From the data that follows, report how many lines hold the string "JSON", giving only the number.

→ Dataset
'''
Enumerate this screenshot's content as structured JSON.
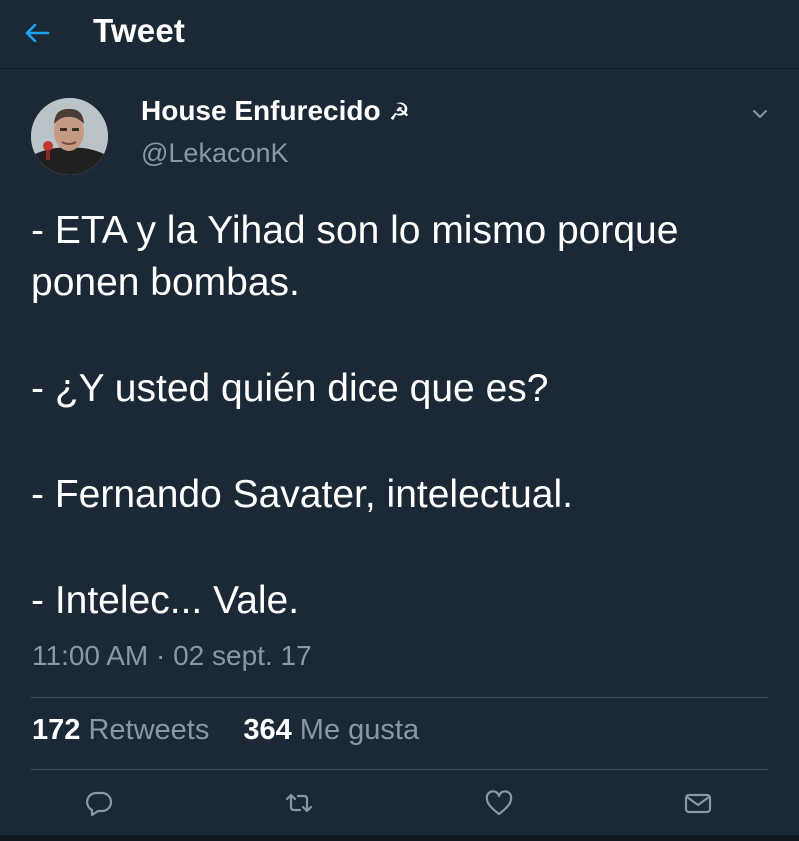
{
  "header": {
    "title": "Tweet",
    "back_icon": "back-arrow-icon",
    "accent_color": "#1da1f2"
  },
  "tweet": {
    "display_name": "House Enfurecido",
    "name_icon_glyph": "☭",
    "handle": "@LekaconK",
    "lines": [
      "- ETA y la Yihad son lo mismo porque ponen bombas.",
      "- ¿Y usted quién dice que es?",
      "- Fernando Savater, intelectual.",
      "- Intelec... Vale."
    ],
    "timestamp": "11:00 AM · 02 sept. 17"
  },
  "stats": {
    "retweets_count": "172",
    "retweets_label": "Retweets",
    "likes_count": "364",
    "likes_label": "Me gusta"
  },
  "actions": [
    "reply-icon",
    "retweet-icon",
    "like-icon",
    "message-icon"
  ],
  "colors": {
    "background": "#1b2836",
    "secondary_text": "#8899a6",
    "divider": "#3d5466"
  }
}
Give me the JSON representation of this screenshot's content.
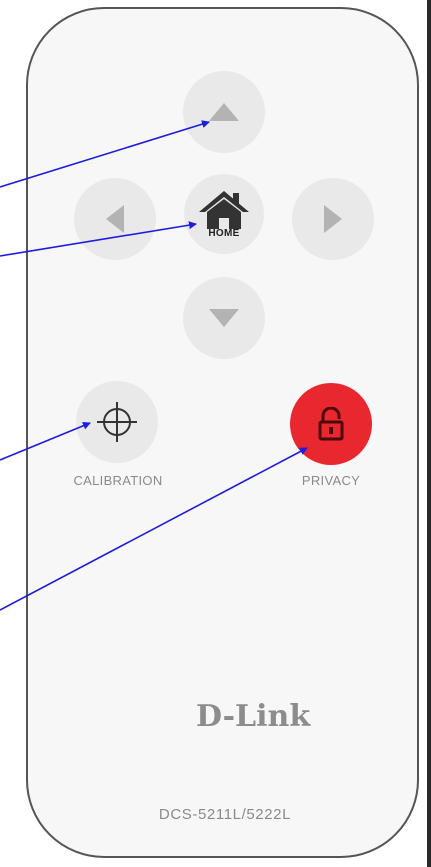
{
  "remote": {
    "buttons": {
      "up": {
        "icon": "triangle-up-icon"
      },
      "left": {
        "icon": "triangle-left-icon"
      },
      "home": {
        "icon": "house-icon",
        "label": "HOME"
      },
      "right": {
        "icon": "triangle-right-icon"
      },
      "down": {
        "icon": "triangle-down-icon"
      },
      "calibration": {
        "icon": "crosshair-icon",
        "label": "CALIBRATION"
      },
      "privacy": {
        "icon": "padlock-icon",
        "label": "PRIVACY"
      }
    },
    "brand": "D-Link",
    "model": "DCS-5211L/5222L"
  },
  "colors": {
    "body": "#f7f7f7",
    "outline": "#555555",
    "button": "#e9e9e9",
    "arrow_icon": "#b3b3b3",
    "privacy_button": "#e8272e",
    "callout_arrows": "#1d1de0",
    "label_text": "#8a8a8a"
  }
}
'''
→ Exercise answer
2